(Stored entries)
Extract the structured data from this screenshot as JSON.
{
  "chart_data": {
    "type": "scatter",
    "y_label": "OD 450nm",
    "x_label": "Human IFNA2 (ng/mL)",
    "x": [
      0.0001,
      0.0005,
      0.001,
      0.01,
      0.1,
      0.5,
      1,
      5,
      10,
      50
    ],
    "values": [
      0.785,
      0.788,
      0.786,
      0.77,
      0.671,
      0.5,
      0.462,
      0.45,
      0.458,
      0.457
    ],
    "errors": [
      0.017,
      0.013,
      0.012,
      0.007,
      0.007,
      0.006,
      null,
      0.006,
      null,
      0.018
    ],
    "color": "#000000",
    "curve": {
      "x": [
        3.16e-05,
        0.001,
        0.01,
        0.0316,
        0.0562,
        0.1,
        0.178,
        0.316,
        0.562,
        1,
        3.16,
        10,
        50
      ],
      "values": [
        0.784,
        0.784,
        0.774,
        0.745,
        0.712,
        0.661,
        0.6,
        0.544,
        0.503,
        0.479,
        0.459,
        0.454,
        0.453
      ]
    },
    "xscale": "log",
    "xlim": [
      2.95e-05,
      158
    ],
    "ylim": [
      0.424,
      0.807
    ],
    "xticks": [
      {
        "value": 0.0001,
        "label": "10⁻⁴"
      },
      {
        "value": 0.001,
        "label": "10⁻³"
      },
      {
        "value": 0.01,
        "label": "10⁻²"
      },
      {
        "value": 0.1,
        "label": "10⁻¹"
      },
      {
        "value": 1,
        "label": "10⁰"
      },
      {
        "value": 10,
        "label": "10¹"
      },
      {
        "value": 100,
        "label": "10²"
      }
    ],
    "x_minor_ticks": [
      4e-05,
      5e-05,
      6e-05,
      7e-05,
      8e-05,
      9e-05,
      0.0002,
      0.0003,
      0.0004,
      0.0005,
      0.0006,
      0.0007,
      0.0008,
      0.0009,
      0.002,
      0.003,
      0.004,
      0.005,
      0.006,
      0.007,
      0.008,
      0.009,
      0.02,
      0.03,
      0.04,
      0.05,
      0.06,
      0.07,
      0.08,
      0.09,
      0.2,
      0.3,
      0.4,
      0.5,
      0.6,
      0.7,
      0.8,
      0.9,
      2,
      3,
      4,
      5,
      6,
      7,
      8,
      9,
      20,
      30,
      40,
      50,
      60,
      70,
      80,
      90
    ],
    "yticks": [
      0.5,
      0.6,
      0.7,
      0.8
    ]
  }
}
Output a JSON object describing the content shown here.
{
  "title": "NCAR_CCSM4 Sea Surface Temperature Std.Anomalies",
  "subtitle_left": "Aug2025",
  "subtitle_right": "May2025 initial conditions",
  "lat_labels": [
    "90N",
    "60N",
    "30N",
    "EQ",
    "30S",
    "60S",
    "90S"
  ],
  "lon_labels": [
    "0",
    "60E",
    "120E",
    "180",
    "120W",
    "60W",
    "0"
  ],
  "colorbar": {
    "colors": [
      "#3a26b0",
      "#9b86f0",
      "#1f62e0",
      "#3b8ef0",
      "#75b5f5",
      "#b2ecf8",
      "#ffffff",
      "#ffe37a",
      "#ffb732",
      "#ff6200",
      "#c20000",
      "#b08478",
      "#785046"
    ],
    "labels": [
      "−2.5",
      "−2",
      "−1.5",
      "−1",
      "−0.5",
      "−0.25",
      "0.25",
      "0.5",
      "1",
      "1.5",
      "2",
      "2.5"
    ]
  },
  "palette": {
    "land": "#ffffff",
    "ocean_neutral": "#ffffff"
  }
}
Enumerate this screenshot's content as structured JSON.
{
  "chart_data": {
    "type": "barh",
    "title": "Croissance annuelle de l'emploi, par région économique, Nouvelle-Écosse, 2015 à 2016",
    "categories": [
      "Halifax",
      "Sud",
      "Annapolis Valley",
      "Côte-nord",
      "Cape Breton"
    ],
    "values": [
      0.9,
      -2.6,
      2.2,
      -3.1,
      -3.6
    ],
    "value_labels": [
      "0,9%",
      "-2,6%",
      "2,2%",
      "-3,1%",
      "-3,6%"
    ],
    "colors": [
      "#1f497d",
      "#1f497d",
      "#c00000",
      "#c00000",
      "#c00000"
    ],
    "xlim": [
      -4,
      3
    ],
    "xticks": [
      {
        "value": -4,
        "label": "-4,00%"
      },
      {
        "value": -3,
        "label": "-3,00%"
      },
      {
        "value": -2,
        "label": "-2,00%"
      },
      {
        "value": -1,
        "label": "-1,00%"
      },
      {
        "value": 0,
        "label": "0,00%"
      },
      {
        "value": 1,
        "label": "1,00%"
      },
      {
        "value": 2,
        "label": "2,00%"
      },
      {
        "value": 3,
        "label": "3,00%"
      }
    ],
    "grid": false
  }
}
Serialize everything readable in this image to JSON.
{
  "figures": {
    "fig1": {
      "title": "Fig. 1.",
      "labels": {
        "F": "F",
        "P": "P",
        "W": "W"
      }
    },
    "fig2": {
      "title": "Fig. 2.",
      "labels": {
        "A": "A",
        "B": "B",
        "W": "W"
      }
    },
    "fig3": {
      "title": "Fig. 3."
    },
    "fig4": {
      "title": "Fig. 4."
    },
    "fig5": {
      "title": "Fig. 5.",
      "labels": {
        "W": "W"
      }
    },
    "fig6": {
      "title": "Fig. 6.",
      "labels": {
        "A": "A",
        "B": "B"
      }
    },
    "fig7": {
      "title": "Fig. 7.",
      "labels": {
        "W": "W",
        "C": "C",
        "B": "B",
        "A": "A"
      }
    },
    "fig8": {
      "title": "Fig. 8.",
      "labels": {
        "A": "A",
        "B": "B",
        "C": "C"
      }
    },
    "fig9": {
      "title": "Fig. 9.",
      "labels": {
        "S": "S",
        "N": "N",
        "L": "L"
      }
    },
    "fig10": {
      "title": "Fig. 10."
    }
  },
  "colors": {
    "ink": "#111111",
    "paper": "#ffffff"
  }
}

What is needed - Find every line above that contains the word "this", and return each one.

Worked answer -
Extract the structured data from this screenshot as JSON.
Enumerate this screenshot's content as structured JSON.
Serialize everything readable in this image to JSON.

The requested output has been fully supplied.